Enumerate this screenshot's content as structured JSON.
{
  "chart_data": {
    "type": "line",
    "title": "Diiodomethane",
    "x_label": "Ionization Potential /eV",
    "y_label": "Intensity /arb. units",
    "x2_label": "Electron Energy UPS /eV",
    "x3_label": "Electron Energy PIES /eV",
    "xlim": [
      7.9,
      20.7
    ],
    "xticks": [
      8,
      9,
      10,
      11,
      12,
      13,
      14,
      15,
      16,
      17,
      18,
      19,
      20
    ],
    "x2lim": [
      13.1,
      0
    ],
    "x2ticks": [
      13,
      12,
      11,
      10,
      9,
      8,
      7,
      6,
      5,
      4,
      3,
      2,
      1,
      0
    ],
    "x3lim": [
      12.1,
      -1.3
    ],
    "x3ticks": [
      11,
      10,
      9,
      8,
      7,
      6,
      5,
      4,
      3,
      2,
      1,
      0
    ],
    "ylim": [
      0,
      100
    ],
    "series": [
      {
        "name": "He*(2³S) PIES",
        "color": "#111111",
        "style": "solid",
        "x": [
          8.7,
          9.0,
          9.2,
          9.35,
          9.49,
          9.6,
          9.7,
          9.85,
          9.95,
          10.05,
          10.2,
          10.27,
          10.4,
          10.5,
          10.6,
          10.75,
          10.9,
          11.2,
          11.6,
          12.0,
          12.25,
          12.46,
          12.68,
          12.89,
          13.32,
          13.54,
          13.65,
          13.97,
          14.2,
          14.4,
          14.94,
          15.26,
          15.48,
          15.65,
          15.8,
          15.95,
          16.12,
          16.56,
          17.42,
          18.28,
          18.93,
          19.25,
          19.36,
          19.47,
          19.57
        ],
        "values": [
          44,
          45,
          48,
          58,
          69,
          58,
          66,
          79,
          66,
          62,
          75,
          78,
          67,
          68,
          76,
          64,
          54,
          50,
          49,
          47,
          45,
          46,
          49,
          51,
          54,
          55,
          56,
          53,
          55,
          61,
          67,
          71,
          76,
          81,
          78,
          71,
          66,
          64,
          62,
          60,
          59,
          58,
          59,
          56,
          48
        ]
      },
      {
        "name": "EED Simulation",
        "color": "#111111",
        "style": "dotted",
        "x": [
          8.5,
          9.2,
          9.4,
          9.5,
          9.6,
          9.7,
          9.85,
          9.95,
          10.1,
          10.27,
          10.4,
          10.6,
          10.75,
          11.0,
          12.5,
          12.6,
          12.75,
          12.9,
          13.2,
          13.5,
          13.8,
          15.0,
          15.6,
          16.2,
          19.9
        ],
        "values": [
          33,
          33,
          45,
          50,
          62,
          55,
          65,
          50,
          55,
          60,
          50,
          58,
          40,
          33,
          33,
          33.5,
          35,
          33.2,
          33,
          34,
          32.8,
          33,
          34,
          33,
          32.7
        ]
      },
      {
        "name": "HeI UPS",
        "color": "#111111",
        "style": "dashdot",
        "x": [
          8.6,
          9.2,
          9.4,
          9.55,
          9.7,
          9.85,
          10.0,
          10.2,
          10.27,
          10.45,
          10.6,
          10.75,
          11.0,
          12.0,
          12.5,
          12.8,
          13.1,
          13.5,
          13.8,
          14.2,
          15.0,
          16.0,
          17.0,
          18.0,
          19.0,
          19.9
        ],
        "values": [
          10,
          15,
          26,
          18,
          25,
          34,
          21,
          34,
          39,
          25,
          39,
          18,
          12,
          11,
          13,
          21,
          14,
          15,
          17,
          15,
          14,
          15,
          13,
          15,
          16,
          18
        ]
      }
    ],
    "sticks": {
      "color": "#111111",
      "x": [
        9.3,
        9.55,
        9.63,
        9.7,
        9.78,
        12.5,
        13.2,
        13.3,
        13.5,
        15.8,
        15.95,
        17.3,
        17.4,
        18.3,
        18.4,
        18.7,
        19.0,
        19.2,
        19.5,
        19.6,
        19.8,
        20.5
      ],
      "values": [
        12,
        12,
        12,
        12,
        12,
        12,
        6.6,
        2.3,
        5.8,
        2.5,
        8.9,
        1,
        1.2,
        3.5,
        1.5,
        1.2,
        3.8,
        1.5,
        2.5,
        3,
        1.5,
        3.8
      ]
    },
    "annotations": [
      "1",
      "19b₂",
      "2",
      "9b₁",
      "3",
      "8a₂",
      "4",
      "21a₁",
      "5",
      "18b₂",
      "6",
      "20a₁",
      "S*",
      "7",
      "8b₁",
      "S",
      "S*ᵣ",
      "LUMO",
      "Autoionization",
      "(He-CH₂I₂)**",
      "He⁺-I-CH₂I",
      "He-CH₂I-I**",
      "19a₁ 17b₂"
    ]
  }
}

***

Objective:
Search the data above for the string "Electron" and return every line that has it.

Correct result:
    "x2_label": "Electron Energy UPS /eV",
    "x3_label": "Electron Energy PIES /eV",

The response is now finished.